▸ **Extracts from a graphics dataset**
* start *

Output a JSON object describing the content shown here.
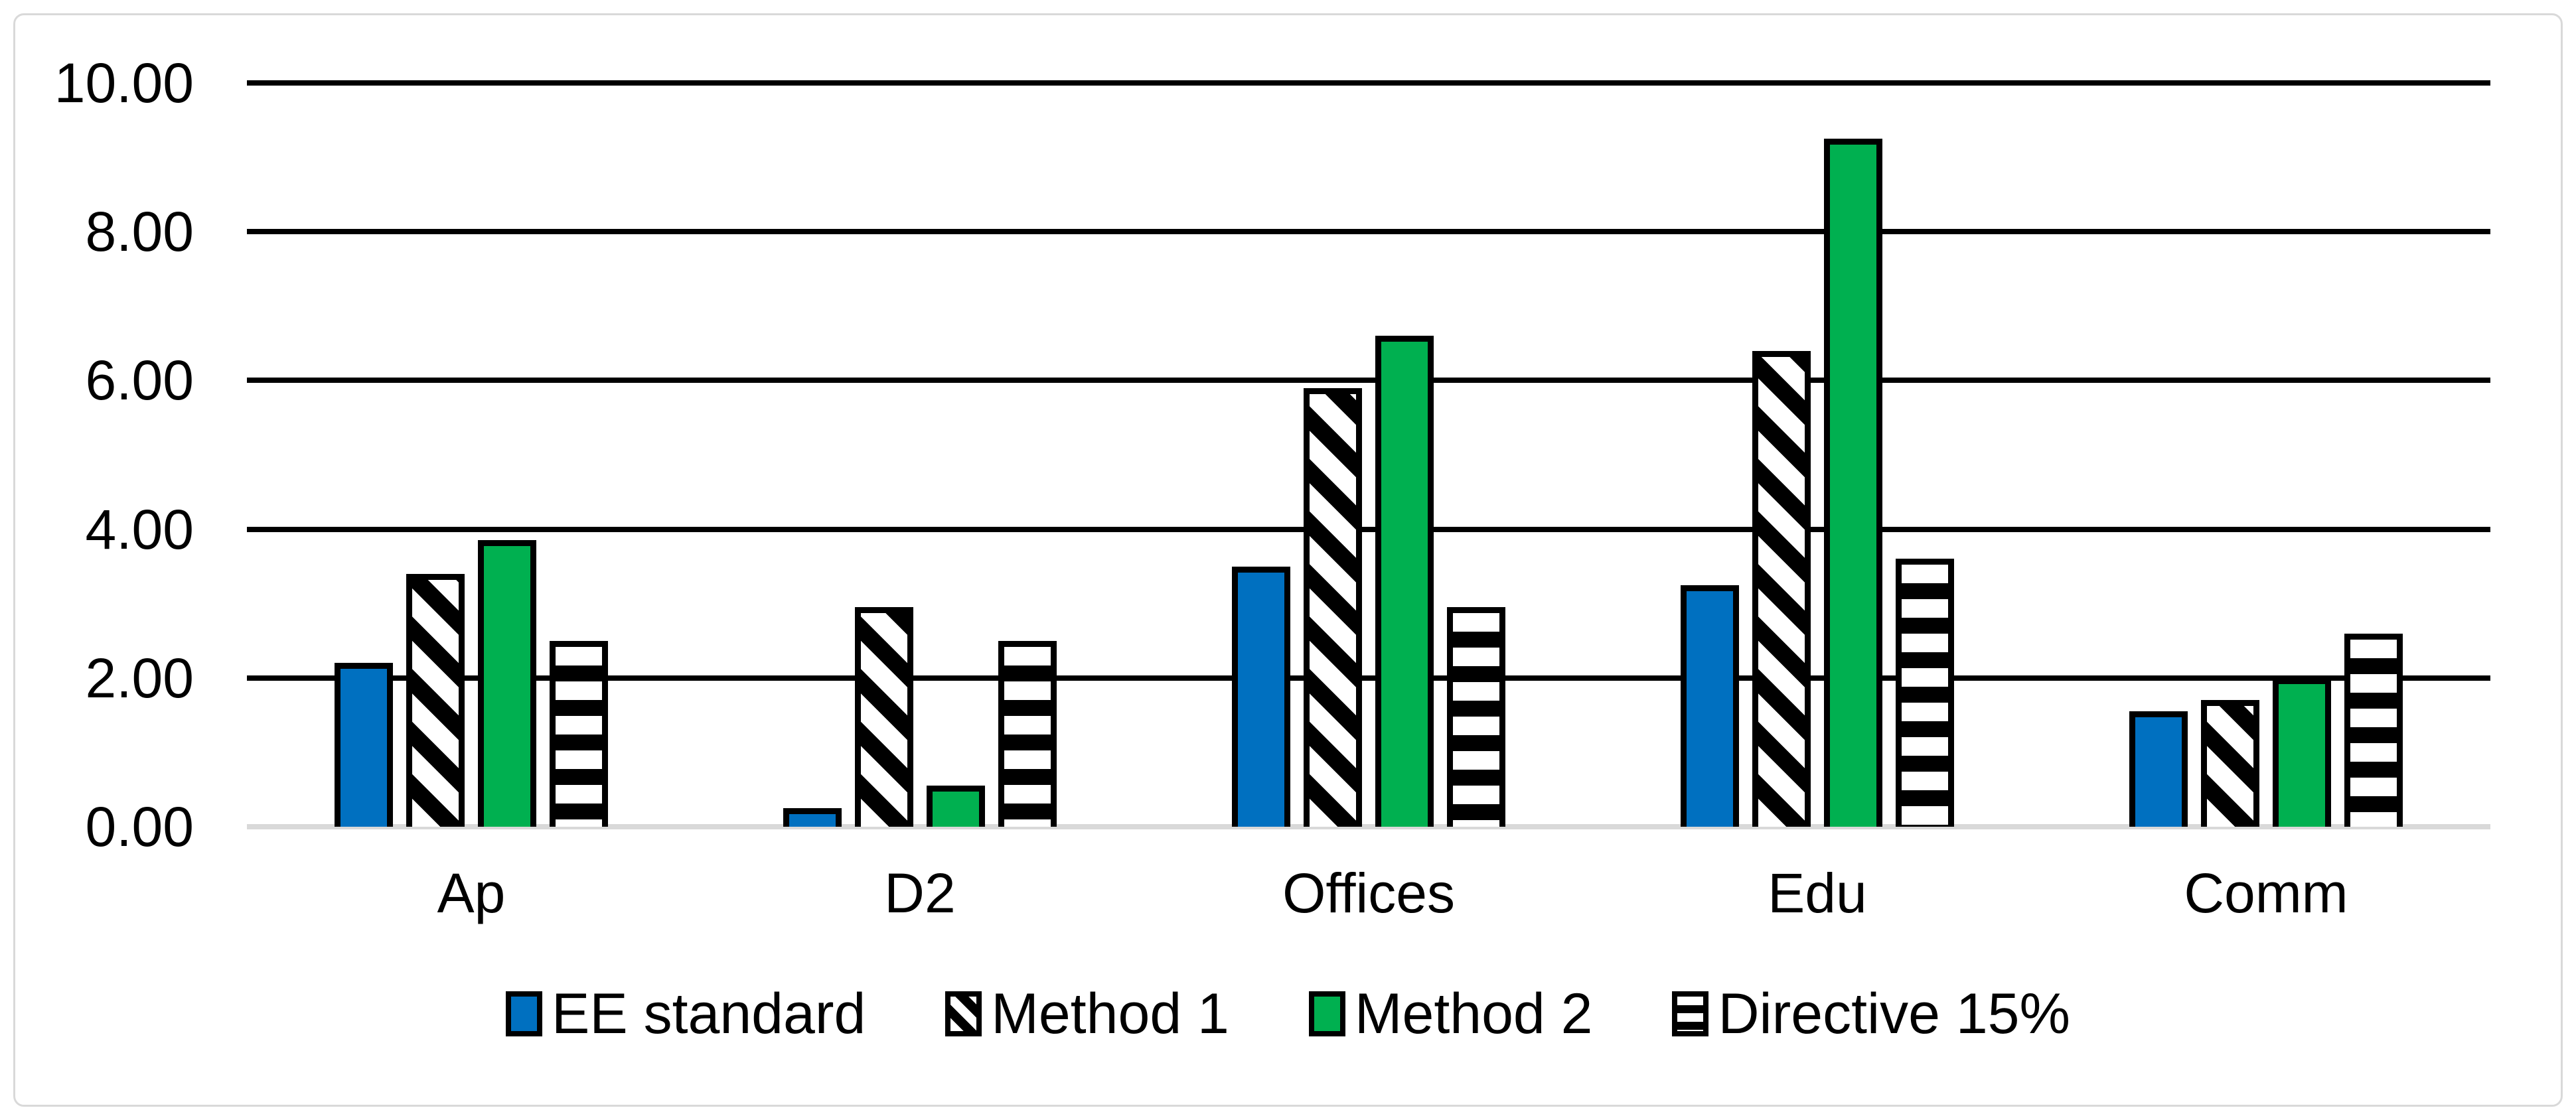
{
  "chart_data": {
    "type": "bar",
    "title": "",
    "xlabel": "",
    "ylabel": "",
    "categories": [
      "Ap",
      "D2",
      "Offices",
      "Edu",
      "Comm"
    ],
    "series": [
      {
        "name": "EE standard",
        "style": "solid-blue",
        "color": "#0070C0",
        "values": [
          2.2,
          0.25,
          3.5,
          3.25,
          1.55
        ]
      },
      {
        "name": "Method 1",
        "style": "diagonal-hatch",
        "color": "#000000",
        "values": [
          3.4,
          2.95,
          5.9,
          6.4,
          1.7
        ]
      },
      {
        "name": "Method 2",
        "style": "solid-green",
        "color": "#00B050",
        "values": [
          3.85,
          0.55,
          6.6,
          9.25,
          2.0
        ]
      },
      {
        "name": "Directive 15%",
        "style": "horizontal-hatch",
        "color": "#000000",
        "values": [
          2.5,
          2.5,
          2.95,
          3.6,
          2.6
        ]
      }
    ],
    "ylim": [
      0,
      10
    ],
    "y_tick_step": 2,
    "y_ticks": [
      "10.00",
      "8.00",
      "6.00",
      "4.00",
      "2.00",
      "0.00"
    ],
    "grid": true,
    "legend_position": "bottom"
  },
  "colors": {
    "series_blue": "#0070C0",
    "series_green": "#00B050",
    "hatch_black": "#000000",
    "gridline": "#000000",
    "axis_baseline": "#d9d9d9",
    "frame_border": "#d9d9d9",
    "text": "#000000",
    "background": "#ffffff"
  }
}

* end *

▸ **Written task**
The records above must be echoed exactly, minus their pictures.

▸ **Solution to the problem**
Output a JSON object describing the content shown here.
{
  "chart_data": {
    "type": "bar",
    "title": "",
    "xlabel": "",
    "ylabel": "",
    "categories": [
      "Ap",
      "D2",
      "Offices",
      "Edu",
      "Comm"
    ],
    "series": [
      {
        "name": "EE standard",
        "style": "solid-blue",
        "color": "#0070C0",
        "values": [
          2.2,
          0.25,
          3.5,
          3.25,
          1.55
        ]
      },
      {
        "name": "Method 1",
        "style": "diagonal-hatch",
        "color": "#000000",
        "values": [
          3.4,
          2.95,
          5.9,
          6.4,
          1.7
        ]
      },
      {
        "name": "Method 2",
        "style": "solid-green",
        "color": "#00B050",
        "values": [
          3.85,
          0.55,
          6.6,
          9.25,
          2.0
        ]
      },
      {
        "name": "Directive 15%",
        "style": "horizontal-hatch",
        "color": "#000000",
        "values": [
          2.5,
          2.5,
          2.95,
          3.6,
          2.6
        ]
      }
    ],
    "ylim": [
      0,
      10
    ],
    "y_tick_step": 2,
    "y_ticks": [
      "10.00",
      "8.00",
      "6.00",
      "4.00",
      "2.00",
      "0.00"
    ],
    "grid": true,
    "legend_position": "bottom"
  },
  "colors": {
    "series_blue": "#0070C0",
    "series_green": "#00B050",
    "hatch_black": "#000000",
    "gridline": "#000000",
    "axis_baseline": "#d9d9d9",
    "frame_border": "#d9d9d9",
    "text": "#000000",
    "background": "#ffffff"
  }
}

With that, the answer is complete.